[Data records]

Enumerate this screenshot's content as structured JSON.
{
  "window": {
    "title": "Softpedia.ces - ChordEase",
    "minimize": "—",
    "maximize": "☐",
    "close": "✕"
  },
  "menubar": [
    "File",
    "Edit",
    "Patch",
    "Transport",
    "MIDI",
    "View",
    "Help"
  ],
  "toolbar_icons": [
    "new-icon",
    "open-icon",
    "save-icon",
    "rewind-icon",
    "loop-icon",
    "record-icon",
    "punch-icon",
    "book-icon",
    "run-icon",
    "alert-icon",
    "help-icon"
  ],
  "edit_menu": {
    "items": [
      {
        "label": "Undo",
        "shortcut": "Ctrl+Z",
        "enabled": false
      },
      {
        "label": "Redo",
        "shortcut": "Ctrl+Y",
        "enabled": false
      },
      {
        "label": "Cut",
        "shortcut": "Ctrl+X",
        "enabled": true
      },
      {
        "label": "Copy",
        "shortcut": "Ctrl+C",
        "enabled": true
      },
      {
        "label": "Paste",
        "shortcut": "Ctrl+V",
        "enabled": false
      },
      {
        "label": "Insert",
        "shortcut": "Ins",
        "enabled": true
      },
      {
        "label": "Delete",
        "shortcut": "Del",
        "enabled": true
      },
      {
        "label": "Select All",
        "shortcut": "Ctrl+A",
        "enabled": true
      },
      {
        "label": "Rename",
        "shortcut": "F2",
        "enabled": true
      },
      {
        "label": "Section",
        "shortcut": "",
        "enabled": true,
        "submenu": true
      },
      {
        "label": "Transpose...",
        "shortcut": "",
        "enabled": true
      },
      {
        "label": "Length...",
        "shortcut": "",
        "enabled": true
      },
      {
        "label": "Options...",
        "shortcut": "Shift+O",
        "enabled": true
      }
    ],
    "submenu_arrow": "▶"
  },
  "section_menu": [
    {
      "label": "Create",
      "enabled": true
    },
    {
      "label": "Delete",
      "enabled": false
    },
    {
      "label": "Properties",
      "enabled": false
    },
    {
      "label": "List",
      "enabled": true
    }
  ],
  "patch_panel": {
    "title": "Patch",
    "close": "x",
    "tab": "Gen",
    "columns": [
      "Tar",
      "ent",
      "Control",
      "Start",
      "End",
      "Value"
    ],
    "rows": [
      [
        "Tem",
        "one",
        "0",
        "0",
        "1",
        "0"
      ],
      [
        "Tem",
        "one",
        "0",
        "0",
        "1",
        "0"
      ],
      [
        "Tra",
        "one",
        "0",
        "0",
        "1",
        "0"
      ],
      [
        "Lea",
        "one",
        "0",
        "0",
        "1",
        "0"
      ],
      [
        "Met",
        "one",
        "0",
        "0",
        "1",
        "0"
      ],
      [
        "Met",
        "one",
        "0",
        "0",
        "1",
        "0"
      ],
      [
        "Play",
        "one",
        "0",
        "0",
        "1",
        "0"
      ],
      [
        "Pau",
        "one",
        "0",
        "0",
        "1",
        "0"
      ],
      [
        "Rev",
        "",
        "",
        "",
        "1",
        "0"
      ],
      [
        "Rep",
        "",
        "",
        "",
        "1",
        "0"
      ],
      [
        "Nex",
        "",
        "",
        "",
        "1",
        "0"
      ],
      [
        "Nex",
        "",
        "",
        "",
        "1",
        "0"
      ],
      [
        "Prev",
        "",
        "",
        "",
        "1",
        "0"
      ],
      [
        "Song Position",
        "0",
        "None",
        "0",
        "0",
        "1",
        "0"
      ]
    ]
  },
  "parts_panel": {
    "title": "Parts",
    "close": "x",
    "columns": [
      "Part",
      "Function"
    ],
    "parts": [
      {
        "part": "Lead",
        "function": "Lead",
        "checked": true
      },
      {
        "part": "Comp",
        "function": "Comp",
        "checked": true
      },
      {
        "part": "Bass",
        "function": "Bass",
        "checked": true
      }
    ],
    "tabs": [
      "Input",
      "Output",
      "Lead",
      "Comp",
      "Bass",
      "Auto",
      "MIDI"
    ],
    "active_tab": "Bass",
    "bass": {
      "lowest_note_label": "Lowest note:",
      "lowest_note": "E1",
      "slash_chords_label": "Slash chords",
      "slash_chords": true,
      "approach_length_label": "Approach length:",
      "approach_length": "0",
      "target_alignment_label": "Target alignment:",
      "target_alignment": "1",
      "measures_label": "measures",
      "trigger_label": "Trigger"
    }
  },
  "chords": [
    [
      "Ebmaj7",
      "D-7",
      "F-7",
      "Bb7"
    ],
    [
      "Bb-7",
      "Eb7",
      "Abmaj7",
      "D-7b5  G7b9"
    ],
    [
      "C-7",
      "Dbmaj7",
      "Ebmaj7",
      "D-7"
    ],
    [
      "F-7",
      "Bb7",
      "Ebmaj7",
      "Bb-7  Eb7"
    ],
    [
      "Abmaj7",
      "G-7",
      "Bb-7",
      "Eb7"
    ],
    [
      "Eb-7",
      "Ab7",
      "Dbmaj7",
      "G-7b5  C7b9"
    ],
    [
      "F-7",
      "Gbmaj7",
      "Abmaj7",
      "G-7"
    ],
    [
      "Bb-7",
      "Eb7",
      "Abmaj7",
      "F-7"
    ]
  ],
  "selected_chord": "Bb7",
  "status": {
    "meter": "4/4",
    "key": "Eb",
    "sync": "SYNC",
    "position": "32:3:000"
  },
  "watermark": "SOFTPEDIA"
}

* **Directive**
Your task is to repeat the data exactly; please include every line.

* **The answer**
Enumerate this screenshot's content as structured JSON.
{
  "window": {
    "title": "Softpedia.ces - ChordEase",
    "minimize": "—",
    "maximize": "☐",
    "close": "✕"
  },
  "menubar": [
    "File",
    "Edit",
    "Patch",
    "Transport",
    "MIDI",
    "View",
    "Help"
  ],
  "toolbar_icons": [
    "new-icon",
    "open-icon",
    "save-icon",
    "rewind-icon",
    "loop-icon",
    "record-icon",
    "punch-icon",
    "book-icon",
    "run-icon",
    "alert-icon",
    "help-icon"
  ],
  "edit_menu": {
    "items": [
      {
        "label": "Undo",
        "shortcut": "Ctrl+Z",
        "enabled": false
      },
      {
        "label": "Redo",
        "shortcut": "Ctrl+Y",
        "enabled": false
      },
      {
        "label": "Cut",
        "shortcut": "Ctrl+X",
        "enabled": true
      },
      {
        "label": "Copy",
        "shortcut": "Ctrl+C",
        "enabled": true
      },
      {
        "label": "Paste",
        "shortcut": "Ctrl+V",
        "enabled": false
      },
      {
        "label": "Insert",
        "shortcut": "Ins",
        "enabled": true
      },
      {
        "label": "Delete",
        "shortcut": "Del",
        "enabled": true
      },
      {
        "label": "Select All",
        "shortcut": "Ctrl+A",
        "enabled": true
      },
      {
        "label": "Rename",
        "shortcut": "F2",
        "enabled": true
      },
      {
        "label": "Section",
        "shortcut": "",
        "enabled": true,
        "submenu": true
      },
      {
        "label": "Transpose...",
        "shortcut": "",
        "enabled": true
      },
      {
        "label": "Length...",
        "shortcut": "",
        "enabled": true
      },
      {
        "label": "Options...",
        "shortcut": "Shift+O",
        "enabled": true
      }
    ],
    "submenu_arrow": "▶"
  },
  "section_menu": [
    {
      "label": "Create",
      "enabled": true
    },
    {
      "label": "Delete",
      "enabled": false
    },
    {
      "label": "Properties",
      "enabled": false
    },
    {
      "label": "List",
      "enabled": true
    }
  ],
  "patch_panel": {
    "title": "Patch",
    "close": "x",
    "tab": "Gen",
    "columns": [
      "Tar",
      "ent",
      "Control",
      "Start",
      "End",
      "Value"
    ],
    "rows": [
      [
        "Tem",
        "one",
        "0",
        "0",
        "1",
        "0"
      ],
      [
        "Tem",
        "one",
        "0",
        "0",
        "1",
        "0"
      ],
      [
        "Tra",
        "one",
        "0",
        "0",
        "1",
        "0"
      ],
      [
        "Lea",
        "one",
        "0",
        "0",
        "1",
        "0"
      ],
      [
        "Met",
        "one",
        "0",
        "0",
        "1",
        "0"
      ],
      [
        "Met",
        "one",
        "0",
        "0",
        "1",
        "0"
      ],
      [
        "Play",
        "one",
        "0",
        "0",
        "1",
        "0"
      ],
      [
        "Pau",
        "one",
        "0",
        "0",
        "1",
        "0"
      ],
      [
        "Rev",
        "",
        "",
        "",
        "1",
        "0"
      ],
      [
        "Rep",
        "",
        "",
        "",
        "1",
        "0"
      ],
      [
        "Nex",
        "",
        "",
        "",
        "1",
        "0"
      ],
      [
        "Nex",
        "",
        "",
        "",
        "1",
        "0"
      ],
      [
        "Prev",
        "",
        "",
        "",
        "1",
        "0"
      ],
      [
        "Song Position",
        "0",
        "None",
        "0",
        "0",
        "1",
        "0"
      ]
    ]
  },
  "parts_panel": {
    "title": "Parts",
    "close": "x",
    "columns": [
      "Part",
      "Function"
    ],
    "parts": [
      {
        "part": "Lead",
        "function": "Lead",
        "checked": true
      },
      {
        "part": "Comp",
        "function": "Comp",
        "checked": true
      },
      {
        "part": "Bass",
        "function": "Bass",
        "checked": true
      }
    ],
    "tabs": [
      "Input",
      "Output",
      "Lead",
      "Comp",
      "Bass",
      "Auto",
      "MIDI"
    ],
    "active_tab": "Bass",
    "bass": {
      "lowest_note_label": "Lowest note:",
      "lowest_note": "E1",
      "slash_chords_label": "Slash chords",
      "slash_chords": true,
      "approach_length_label": "Approach length:",
      "approach_length": "0",
      "target_alignment_label": "Target alignment:",
      "target_alignment": "1",
      "measures_label": "measures",
      "trigger_label": "Trigger"
    }
  },
  "chords": [
    [
      "Ebmaj7",
      "D-7",
      "F-7",
      "Bb7"
    ],
    [
      "Bb-7",
      "Eb7",
      "Abmaj7",
      "D-7b5  G7b9"
    ],
    [
      "C-7",
      "Dbmaj7",
      "Ebmaj7",
      "D-7"
    ],
    [
      "F-7",
      "Bb7",
      "Ebmaj7",
      "Bb-7  Eb7"
    ],
    [
      "Abmaj7",
      "G-7",
      "Bb-7",
      "Eb7"
    ],
    [
      "Eb-7",
      "Ab7",
      "Dbmaj7",
      "G-7b5  C7b9"
    ],
    [
      "F-7",
      "Gbmaj7",
      "Abmaj7",
      "G-7"
    ],
    [
      "Bb-7",
      "Eb7",
      "Abmaj7",
      "F-7"
    ]
  ],
  "selected_chord": "Bb7",
  "status": {
    "meter": "4/4",
    "key": "Eb",
    "sync": "SYNC",
    "position": "32:3:000"
  },
  "watermark": "SOFTPEDIA"
}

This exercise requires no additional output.